◆ **EXERCISE REQUIREMENTS**:
Search the records for the word "Minimum" and report each line that has it.

* begin RAW RECORDS *

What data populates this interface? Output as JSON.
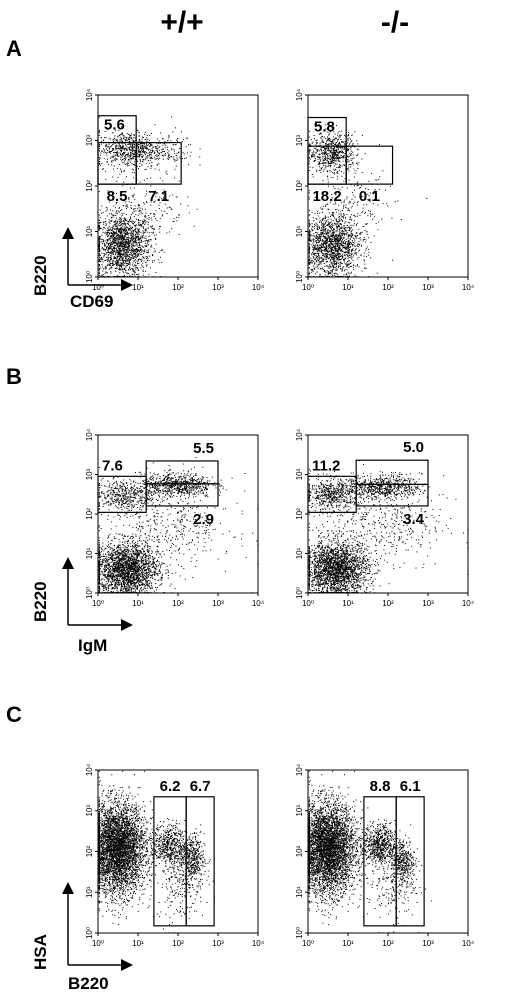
{
  "column_headers": [
    "+/+",
    "-/-"
  ],
  "panel_letters": [
    "A",
    "B",
    "C"
  ],
  "axis_tick_labels": [
    "10⁰",
    "10¹",
    "10²",
    "10³",
    "10⁴"
  ],
  "chart_data": [
    {
      "type": "scatter",
      "panel": "A",
      "genotype": "+/+",
      "xlabel": "CD69",
      "ylabel": "B220",
      "x_scale": "log",
      "y_scale": "log",
      "xlim": [
        1,
        10000
      ],
      "ylim": [
        1,
        10000
      ],
      "populations": [
        {
          "cx": 4,
          "cy": 5,
          "sx": 0.35,
          "sy": 0.35,
          "n": 1600
        },
        {
          "cx": 6,
          "cy": 650,
          "sx": 0.4,
          "sy": 0.2,
          "n": 650
        },
        {
          "cx": 50,
          "cy": 650,
          "sx": 0.35,
          "sy": 0.2,
          "n": 120
        },
        {
          "cx": 15,
          "cy": 40,
          "sx": 0.5,
          "sy": 0.4,
          "n": 200
        }
      ],
      "gates": [
        {
          "label": "5.6",
          "x": [
            1,
            9
          ],
          "y": [
            110,
            3500
          ]
        },
        {
          "label": "8.5",
          "x": [
            1,
            9
          ],
          "y": [
            110,
            900
          ]
        },
        {
          "label": "7.1",
          "x": [
            9,
            120
          ],
          "y": [
            110,
            900
          ]
        }
      ]
    },
    {
      "type": "scatter",
      "panel": "A",
      "genotype": "-/-",
      "xlabel": "CD69",
      "ylabel": "B220",
      "x_scale": "log",
      "y_scale": "log",
      "xlim": [
        1,
        10000
      ],
      "ylim": [
        1,
        10000
      ],
      "populations": [
        {
          "cx": 4,
          "cy": 5,
          "sx": 0.35,
          "sy": 0.35,
          "n": 1500
        },
        {
          "cx": 4,
          "cy": 550,
          "sx": 0.3,
          "sy": 0.22,
          "n": 650
        },
        {
          "cx": 15,
          "cy": 40,
          "sx": 0.5,
          "sy": 0.4,
          "n": 160
        }
      ],
      "gates": [
        {
          "label": "5.8",
          "x": [
            1,
            9
          ],
          "y": [
            110,
            3200
          ]
        },
        {
          "label": "18.2",
          "x": [
            1,
            9
          ],
          "y": [
            110,
            750
          ]
        },
        {
          "label": "0.1",
          "x": [
            9,
            130
          ],
          "y": [
            110,
            750
          ]
        }
      ]
    },
    {
      "type": "scatter",
      "panel": "B",
      "genotype": "+/+",
      "xlabel": "IgM",
      "ylabel": "B220",
      "x_scale": "log",
      "y_scale": "log",
      "xlim": [
        1,
        10000
      ],
      "ylim": [
        1,
        10000
      ],
      "populations": [
        {
          "cx": 5,
          "cy": 4,
          "sx": 0.4,
          "sy": 0.35,
          "n": 2200
        },
        {
          "cx": 4,
          "cy": 300,
          "sx": 0.35,
          "sy": 0.2,
          "n": 420
        },
        {
          "cx": 90,
          "cy": 550,
          "sx": 0.45,
          "sy": 0.15,
          "n": 650
        },
        {
          "cx": 60,
          "cy": 60,
          "sx": 0.8,
          "sy": 0.6,
          "n": 450
        }
      ],
      "gates": [
        {
          "label": "7.6",
          "x": [
            1,
            16
          ],
          "y": [
            110,
            900
          ]
        },
        {
          "label": "5.5",
          "x": [
            16,
            1000
          ],
          "y": [
            580,
            2200
          ]
        },
        {
          "label": "2.9",
          "x": [
            16,
            1000
          ],
          "y": [
            160,
            580
          ]
        }
      ]
    },
    {
      "type": "scatter",
      "panel": "B",
      "genotype": "-/-",
      "xlabel": "IgM",
      "ylabel": "B220",
      "x_scale": "log",
      "y_scale": "log",
      "xlim": [
        1,
        10000
      ],
      "ylim": [
        1,
        10000
      ],
      "populations": [
        {
          "cx": 5,
          "cy": 4,
          "sx": 0.4,
          "sy": 0.35,
          "n": 2200
        },
        {
          "cx": 4,
          "cy": 320,
          "sx": 0.35,
          "sy": 0.2,
          "n": 550
        },
        {
          "cx": 80,
          "cy": 500,
          "sx": 0.45,
          "sy": 0.15,
          "n": 600
        },
        {
          "cx": 60,
          "cy": 60,
          "sx": 0.8,
          "sy": 0.6,
          "n": 450
        }
      ],
      "gates": [
        {
          "label": "11.2",
          "x": [
            1,
            16
          ],
          "y": [
            110,
            900
          ]
        },
        {
          "label": "5.0",
          "x": [
            16,
            1000
          ],
          "y": [
            560,
            2300
          ]
        },
        {
          "label": "3.4",
          "x": [
            16,
            1000
          ],
          "y": [
            160,
            560
          ]
        }
      ]
    },
    {
      "type": "scatter",
      "panel": "C",
      "genotype": "+/+",
      "xlabel": "B220",
      "ylabel": "HSA",
      "x_scale": "log",
      "y_scale": "log",
      "xlim": [
        1,
        10000
      ],
      "ylim": [
        1,
        10000
      ],
      "populations": [
        {
          "cx": 3,
          "cy": 120,
          "sx": 0.35,
          "sy": 0.55,
          "n": 4200
        },
        {
          "cx": 60,
          "cy": 150,
          "sx": 0.2,
          "sy": 0.25,
          "n": 500
        },
        {
          "cx": 220,
          "cy": 70,
          "sx": 0.15,
          "sy": 0.3,
          "n": 400
        },
        {
          "cx": 120,
          "cy": 20,
          "sx": 0.3,
          "sy": 0.5,
          "n": 250
        }
      ],
      "gates": [
        {
          "label": "6.2",
          "x": [
            25,
            160
          ],
          "y": [
            1.5,
            2200
          ]
        },
        {
          "label": "6.7",
          "x": [
            160,
            800
          ],
          "y": [
            1.5,
            2200
          ]
        }
      ]
    },
    {
      "type": "scatter",
      "panel": "C",
      "genotype": "-/-",
      "xlabel": "B220",
      "ylabel": "HSA",
      "x_scale": "log",
      "y_scale": "log",
      "xlim": [
        1,
        10000
      ],
      "ylim": [
        1,
        10000
      ],
      "populations": [
        {
          "cx": 3,
          "cy": 120,
          "sx": 0.35,
          "sy": 0.55,
          "n": 4200
        },
        {
          "cx": 60,
          "cy": 150,
          "sx": 0.2,
          "sy": 0.25,
          "n": 600
        },
        {
          "cx": 230,
          "cy": 60,
          "sx": 0.15,
          "sy": 0.3,
          "n": 350
        },
        {
          "cx": 120,
          "cy": 20,
          "sx": 0.3,
          "sy": 0.5,
          "n": 250
        }
      ],
      "gates": [
        {
          "label": "8.8",
          "x": [
            25,
            160
          ],
          "y": [
            1.5,
            2200
          ]
        },
        {
          "label": "6.1",
          "x": [
            160,
            800
          ],
          "y": [
            1.5,
            2200
          ]
        }
      ]
    }
  ]
}
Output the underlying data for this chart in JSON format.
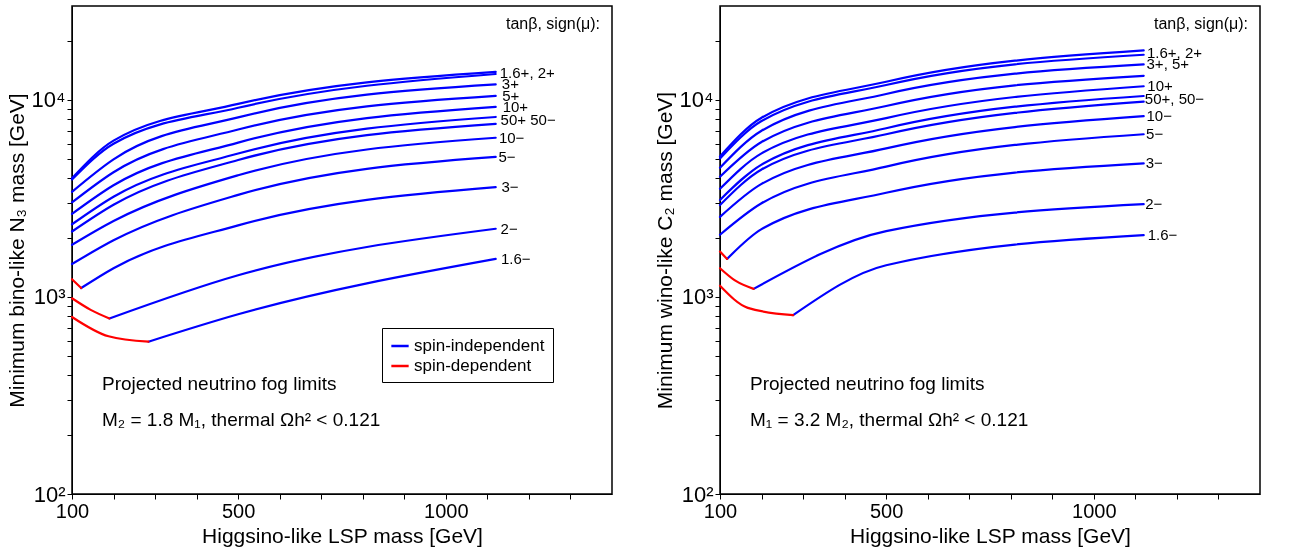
{
  "chart_data": [
    {
      "type": "line",
      "xlabel": "Higgsino-like LSP mass  [GeV]",
      "ylabel": "Minimum bino-like N₃ mass  [GeV]",
      "xlim": [
        100,
        1400
      ],
      "xticks": [
        100,
        {
          "value": 200,
          "label": null
        },
        {
          "value": 300,
          "label": null
        },
        {
          "value": 400,
          "label": null
        },
        500,
        {
          "value": 600,
          "label": null
        },
        {
          "value": 700,
          "label": null
        },
        {
          "value": 800,
          "label": null
        },
        {
          "value": 900,
          "label": null
        },
        1000,
        {
          "value": 1100,
          "label": null
        },
        {
          "value": 1200,
          "label": null
        },
        {
          "value": 1300,
          "label": null
        }
      ],
      "ylim": [
        100,
        30000
      ],
      "yticks": [
        {
          "value": 100,
          "label": "10²"
        },
        {
          "value": 200,
          "label": null
        },
        {
          "value": 300,
          "label": null
        },
        {
          "value": 400,
          "label": null
        },
        {
          "value": 500,
          "label": null
        },
        {
          "value": 600,
          "label": null
        },
        {
          "value": 700,
          "label": null
        },
        {
          "value": 800,
          "label": null
        },
        {
          "value": 900,
          "label": null
        },
        {
          "value": 1000,
          "label": "10³"
        },
        {
          "value": 2000,
          "label": null
        },
        {
          "value": 3000,
          "label": null
        },
        {
          "value": 4000,
          "label": null
        },
        {
          "value": 5000,
          "label": null
        },
        {
          "value": 6000,
          "label": null
        },
        {
          "value": 7000,
          "label": null
        },
        {
          "value": 8000,
          "label": null
        },
        {
          "value": 9000,
          "label": null
        },
        {
          "value": 10000,
          "label": "10⁴"
        },
        {
          "value": 20000,
          "label": null
        }
      ],
      "log": true,
      "legend": "bottom right",
      "series": [
        {
          "name": "spin-independent",
          "color": "#0000ff",
          "x": [
            100,
            200,
            500,
            1120
          ],
          "values": [
            4010,
            6220,
            9550,
            13900
          ]
        },
        {
          "color": "#0000ff",
          "x": [
            100,
            200,
            500,
            1120
          ],
          "values": [
            3950,
            6000,
            9130,
            13550
          ]
        },
        {
          "color": "#0000ff",
          "x": [
            100,
            200,
            500,
            1120
          ],
          "values": [
            3420,
            5000,
            8160,
            12000
          ]
        },
        {
          "color": "#0000ff",
          "x": [
            100,
            200,
            500,
            1120
          ],
          "values": [
            3020,
            4300,
            7080,
            10500
          ]
        },
        {
          "color": "#0000ff",
          "x": [
            100,
            200,
            500,
            1120
          ],
          "values": [
            2640,
            3690,
            6080,
            9230
          ]
        },
        {
          "color": "#0000ff",
          "x": [
            100,
            200,
            500,
            1120
          ],
          "values": [
            2340,
            3230,
            5350,
            8200
          ]
        },
        {
          "color": "#0000ff",
          "x": [
            100,
            200,
            500,
            1120
          ],
          "values": [
            2150,
            2940,
            4960,
            7560
          ]
        },
        {
          "color": "#0000ff",
          "x": [
            100,
            200,
            500,
            1120
          ],
          "values": [
            1840,
            2430,
            4150,
            6430
          ]
        },
        {
          "color": "#0000ff",
          "x": [
            100,
            200,
            500,
            1120
          ],
          "values": [
            1470,
            1940,
            3300,
            5140
          ]
        },
        {
          "color": "#0000ff",
          "x": [
            122,
            200,
            500,
            1120
          ],
          "values": [
            1110,
            1400,
            2310,
            3610
          ]
        },
        {
          "color": "#0000ff",
          "x": [
            190,
            500,
            1120
          ],
          "values": [
            778,
            1290,
            2220
          ]
        },
        {
          "color": "#0000ff",
          "x": [
            284,
            500,
            1120
          ],
          "values": [
            593,
            817,
            1560
          ]
        },
        {
          "name": "spin-dependent",
          "color": "#ff0000",
          "x": [
            100,
            122
          ],
          "values": [
            1230,
            1110
          ]
        },
        {
          "color": "#ff0000",
          "x": [
            100,
            145,
            190
          ],
          "values": [
            985,
            860,
            778
          ]
        },
        {
          "color": "#ff0000",
          "x": [
            100,
            188,
            284
          ],
          "values": [
            792,
            632,
            593
          ]
        }
      ],
      "annotations": [
        "tanβ, sign(μ):",
        "Projected neutrino fog limits",
        "M₂ = 1.8 M₁,  thermal Ωh² < 0.121",
        {
          "text": "1.6+,  2+",
          "x": 1125,
          "y": 13750
        },
        {
          "text": "3+",
          "x": 1130,
          "y": 12000
        },
        {
          "text": "5+",
          "x": 1131,
          "y": 10500
        },
        {
          "text": "10+",
          "x": 1132,
          "y": 9230
        },
        {
          "text": "50+  50−",
          "x": 1127,
          "y": 7870
        },
        {
          "text": "10−",
          "x": 1123,
          "y": 6430
        },
        {
          "text": "5−",
          "x": 1122,
          "y": 5140
        },
        {
          "text": "3−",
          "x": 1129,
          "y": 3610
        },
        {
          "text": "2−",
          "x": 1127,
          "y": 2220
        },
        {
          "text": "1.6−",
          "x": 1128,
          "y": 1560
        }
      ]
    },
    {
      "type": "line",
      "xlabel": "Higgsino-like LSP mass  [GeV]",
      "ylabel": "Minimum wino-like C₂ mass  [GeV]",
      "xlim": [
        100,
        1400
      ],
      "xticks": [
        100,
        {
          "value": 200,
          "label": null
        },
        {
          "value": 300,
          "label": null
        },
        {
          "value": 400,
          "label": null
        },
        500,
        {
          "value": 600,
          "label": null
        },
        {
          "value": 700,
          "label": null
        },
        {
          "value": 800,
          "label": null
        },
        {
          "value": 900,
          "label": null
        },
        1000,
        {
          "value": 1100,
          "label": null
        },
        {
          "value": 1200,
          "label": null
        },
        {
          "value": 1300,
          "label": null
        }
      ],
      "ylim": [
        100,
        30000
      ],
      "yticks": [
        {
          "value": 100,
          "label": "10²"
        },
        {
          "value": 200,
          "label": null
        },
        {
          "value": 300,
          "label": null
        },
        {
          "value": 400,
          "label": null
        },
        {
          "value": 500,
          "label": null
        },
        {
          "value": 600,
          "label": null
        },
        {
          "value": 700,
          "label": null
        },
        {
          "value": 800,
          "label": null
        },
        {
          "value": 900,
          "label": null
        },
        {
          "value": 1000,
          "label": "10³"
        },
        {
          "value": 2000,
          "label": null
        },
        {
          "value": 3000,
          "label": null
        },
        {
          "value": 4000,
          "label": null
        },
        {
          "value": 5000,
          "label": null
        },
        {
          "value": 6000,
          "label": null
        },
        {
          "value": 7000,
          "label": null
        },
        {
          "value": 8000,
          "label": null
        },
        {
          "value": 9000,
          "label": null
        },
        {
          "value": 10000,
          "label": "10⁴"
        },
        {
          "value": 20000,
          "label": null
        }
      ],
      "log": true,
      "legend": "bottom right",
      "series": [
        {
          "name": "spin-independent",
          "color": "#0000ff",
          "x": [
            100,
            200,
            500,
            1120
          ],
          "values": [
            5170,
            8130,
            12370,
            17860
          ]
        },
        {
          "color": "#0000ff",
          "x": [
            100,
            200,
            500,
            1120
          ],
          "values": [
            5050,
            7820,
            11910,
            16970
          ]
        },
        {
          "color": "#0000ff",
          "x": [
            100,
            200,
            500,
            1120
          ],
          "values": [
            4530,
            6980,
            10730,
            15150
          ]
        },
        {
          "color": "#0000ff",
          "x": [
            100,
            200,
            500,
            1120
          ],
          "values": [
            4080,
            6120,
            9320,
            13270
          ]
        },
        {
          "color": "#0000ff",
          "x": [
            100,
            200,
            500,
            1120
          ],
          "values": [
            3540,
            5360,
            8090,
            11740
          ]
        },
        {
          "color": "#0000ff",
          "x": [
            100,
            200,
            500,
            1120
          ],
          "values": [
            3110,
            4700,
            7190,
            10480
          ]
        },
        {
          "color": "#0000ff",
          "x": [
            100,
            200,
            500,
            1120
          ],
          "values": [
            2930,
            4440,
            6700,
            9810
          ]
        },
        {
          "color": "#0000ff",
          "x": [
            100,
            200,
            500,
            1120
          ],
          "values": [
            2550,
            3750,
            5680,
            8280
          ]
        },
        {
          "color": "#0000ff",
          "x": [
            100,
            200,
            500,
            1120
          ],
          "values": [
            2070,
            2990,
            4590,
            6700
          ]
        },
        {
          "color": "#0000ff",
          "x": [
            117,
            200,
            500,
            1120
          ],
          "values": [
            1560,
            2210,
            3380,
            4770
          ]
        },
        {
          "color": "#0000ff",
          "x": [
            181,
            500,
            1120
          ],
          "values": [
            1100,
            2160,
            2960
          ]
        },
        {
          "color": "#0000ff",
          "x": [
            276,
            500,
            1120
          ],
          "values": [
            809,
            1450,
            2060
          ]
        },
        {
          "name": "spin-dependent",
          "color": "#ff0000",
          "x": [
            100,
            117
          ],
          "values": [
            1700,
            1560
          ]
        },
        {
          "color": "#ff0000",
          "x": [
            100,
            137,
            181
          ],
          "values": [
            1400,
            1210,
            1100
          ]
        },
        {
          "color": "#ff0000",
          "x": [
            100,
            167,
            276
          ],
          "values": [
            1140,
            881,
            809
          ]
        }
      ],
      "annotations": [
        "tanβ, sign(μ):",
        "Projected neutrino fog limits",
        "M₁ = 3.2 M₂,  thermal Ωh² < 0.121",
        {
          "text": "1.6+,  2+",
          "x": 1123,
          "y": 17400
        },
        {
          "text": "3+, 5+",
          "x": 1122,
          "y": 15150
        },
        {
          "text": "10+",
          "x": 1124,
          "y": 11740
        },
        {
          "text": "50+,  50−",
          "x": 1118,
          "y": 10130
        },
        {
          "text": "10−",
          "x": 1122,
          "y": 8280
        },
        {
          "text": "5−",
          "x": 1121,
          "y": 6700
        },
        {
          "text": "3−",
          "x": 1120,
          "y": 4770
        },
        {
          "text": "2−",
          "x": 1119,
          "y": 2960
        },
        {
          "text": "1.6−",
          "x": 1125,
          "y": 2060
        }
      ]
    }
  ]
}
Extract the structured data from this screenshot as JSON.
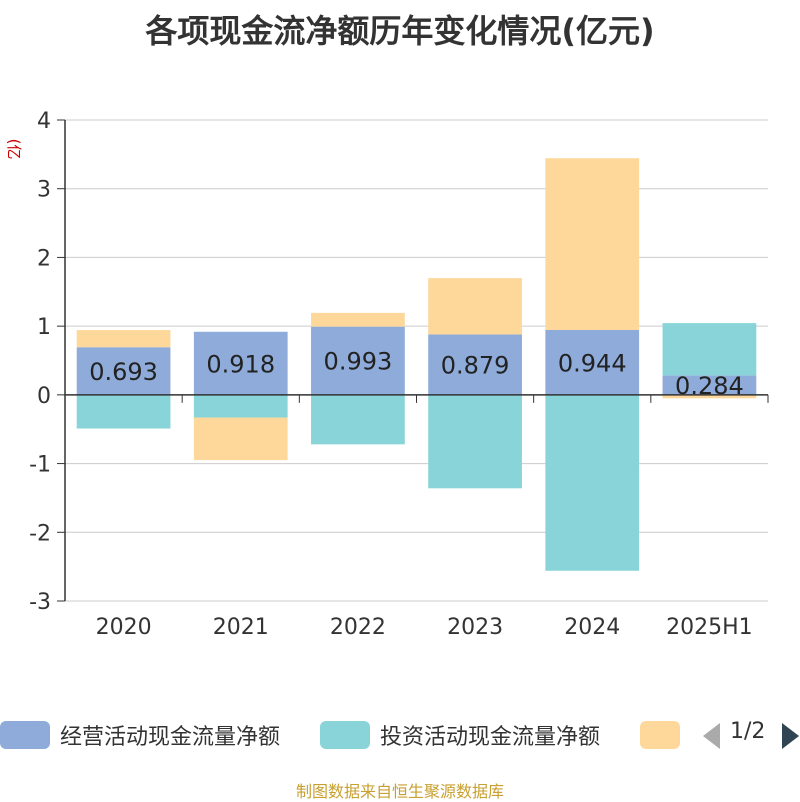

* end RAW RECORDS *

◆ **CORRECT ANSWER**:
      "ylabel": "Minimum bino-like N₃ mass  [GeV]",
      "ylabel": "Minimum wino-like C₂ mass  [GeV]",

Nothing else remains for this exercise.